The exercise - Update the listing below by replacing "bounding box" with "enclosing rectangle" and leaving every other line unchanged. Omit the pictures from your answer.

Entries shown -
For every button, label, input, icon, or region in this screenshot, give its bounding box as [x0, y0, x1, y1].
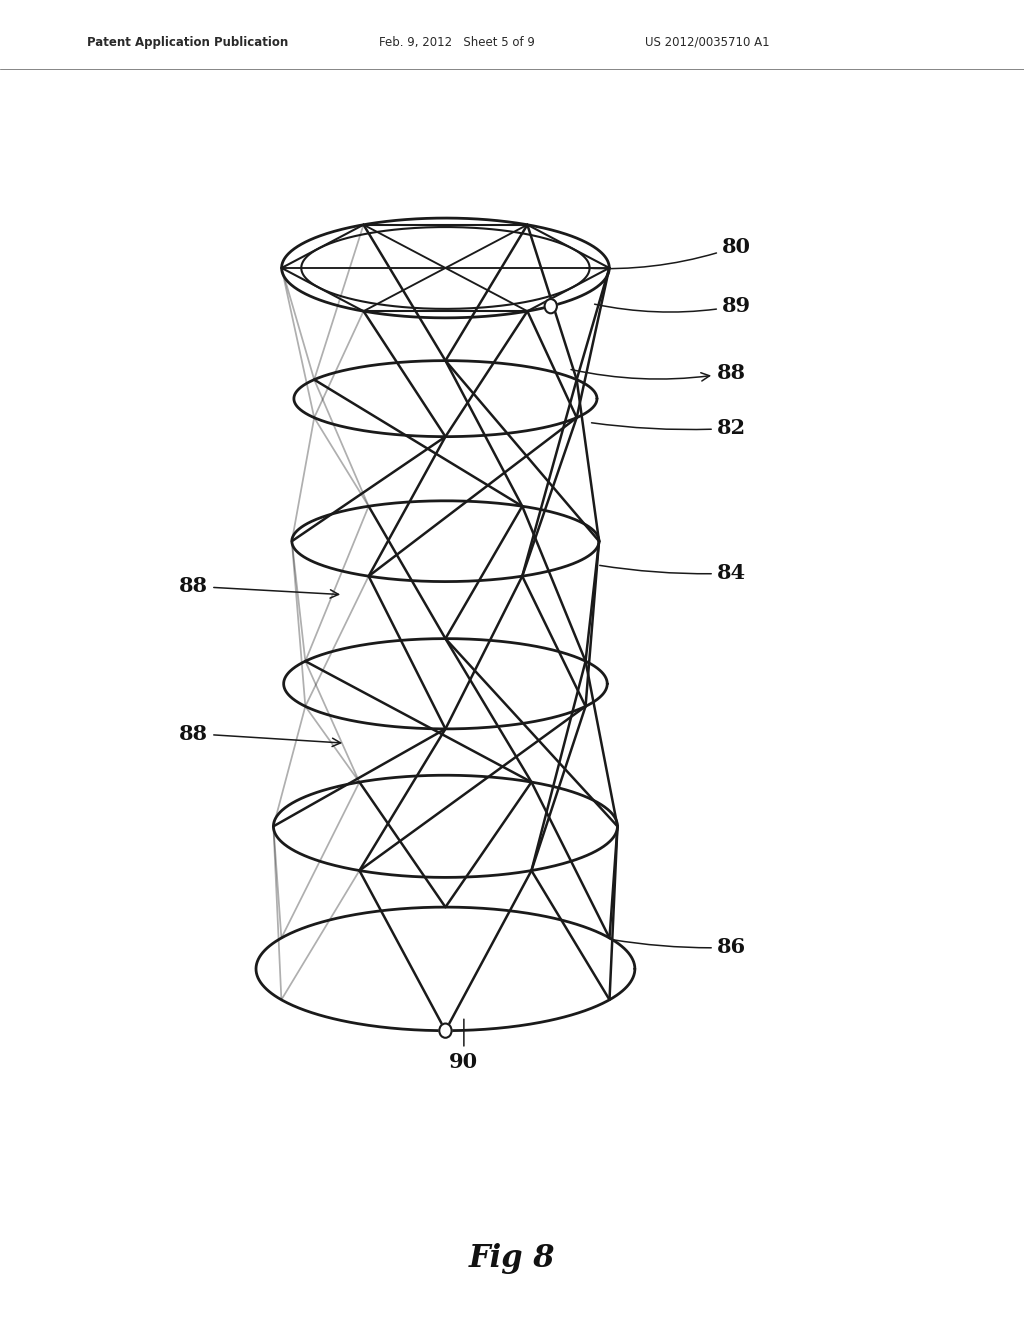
Text: US 2012/0035710 A1: US 2012/0035710 A1: [645, 36, 770, 49]
Text: 88: 88: [179, 577, 339, 598]
Circle shape: [439, 1023, 452, 1038]
Text: Feb. 9, 2012   Sheet 5 of 9: Feb. 9, 2012 Sheet 5 of 9: [379, 36, 535, 49]
Text: Patent Application Publication: Patent Application Publication: [87, 36, 289, 49]
Circle shape: [545, 300, 557, 313]
Text: 88: 88: [571, 363, 745, 383]
Text: 88: 88: [179, 723, 341, 747]
Text: 86: 86: [612, 937, 745, 957]
Text: 84: 84: [600, 564, 745, 583]
Text: 82: 82: [592, 418, 745, 438]
Text: 89: 89: [595, 296, 751, 315]
Text: 90: 90: [450, 1019, 478, 1072]
Text: 80: 80: [587, 236, 751, 269]
Text: Fig 8: Fig 8: [469, 1243, 555, 1274]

Solution to this task -
For every button, label, input, icon, or region in this screenshot, give its enclosing rectangle as [x0, y0, x1, y1].
Text: US 2012/0035710 A1: US 2012/0035710 A1: [645, 36, 770, 49]
Text: 88: 88: [179, 577, 339, 598]
Circle shape: [439, 1023, 452, 1038]
Text: Feb. 9, 2012   Sheet 5 of 9: Feb. 9, 2012 Sheet 5 of 9: [379, 36, 535, 49]
Text: Patent Application Publication: Patent Application Publication: [87, 36, 289, 49]
Circle shape: [545, 300, 557, 313]
Text: 88: 88: [571, 363, 745, 383]
Text: 88: 88: [179, 723, 341, 747]
Text: 86: 86: [612, 937, 745, 957]
Text: 84: 84: [600, 564, 745, 583]
Text: 82: 82: [592, 418, 745, 438]
Text: 89: 89: [595, 296, 751, 315]
Text: 90: 90: [450, 1019, 478, 1072]
Text: 80: 80: [587, 236, 751, 269]
Text: Fig 8: Fig 8: [469, 1243, 555, 1274]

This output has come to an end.